■ **Directive**
Identify each line below that contains the word "name", and copy it out.

■ **The records**
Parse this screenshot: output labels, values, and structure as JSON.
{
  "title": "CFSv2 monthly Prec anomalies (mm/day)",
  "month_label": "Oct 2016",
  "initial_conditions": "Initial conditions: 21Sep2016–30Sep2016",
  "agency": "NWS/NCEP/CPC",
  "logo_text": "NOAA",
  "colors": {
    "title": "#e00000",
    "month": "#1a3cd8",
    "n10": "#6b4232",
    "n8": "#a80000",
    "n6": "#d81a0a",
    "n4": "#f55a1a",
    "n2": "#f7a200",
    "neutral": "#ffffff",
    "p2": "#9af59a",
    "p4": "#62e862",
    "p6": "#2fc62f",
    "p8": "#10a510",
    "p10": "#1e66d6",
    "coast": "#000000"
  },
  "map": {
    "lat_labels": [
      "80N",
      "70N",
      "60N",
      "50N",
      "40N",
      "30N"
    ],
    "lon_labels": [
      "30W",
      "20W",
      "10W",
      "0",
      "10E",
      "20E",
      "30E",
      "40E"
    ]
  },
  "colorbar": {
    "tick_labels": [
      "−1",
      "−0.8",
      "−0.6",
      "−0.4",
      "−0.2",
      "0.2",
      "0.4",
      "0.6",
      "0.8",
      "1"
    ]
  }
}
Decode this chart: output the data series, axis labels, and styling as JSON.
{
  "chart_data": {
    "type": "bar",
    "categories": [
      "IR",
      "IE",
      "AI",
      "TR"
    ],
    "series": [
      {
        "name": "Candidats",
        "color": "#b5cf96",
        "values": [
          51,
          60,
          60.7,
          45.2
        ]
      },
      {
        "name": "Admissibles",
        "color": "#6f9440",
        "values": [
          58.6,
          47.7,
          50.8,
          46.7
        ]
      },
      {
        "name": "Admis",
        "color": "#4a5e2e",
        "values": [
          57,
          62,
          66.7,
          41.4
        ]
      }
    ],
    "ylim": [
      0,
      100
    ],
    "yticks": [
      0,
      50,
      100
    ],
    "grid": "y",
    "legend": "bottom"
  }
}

■ **Worked answer**
        "name": "Candidats",
        "name": "Admissibles",
        "name": "Admis",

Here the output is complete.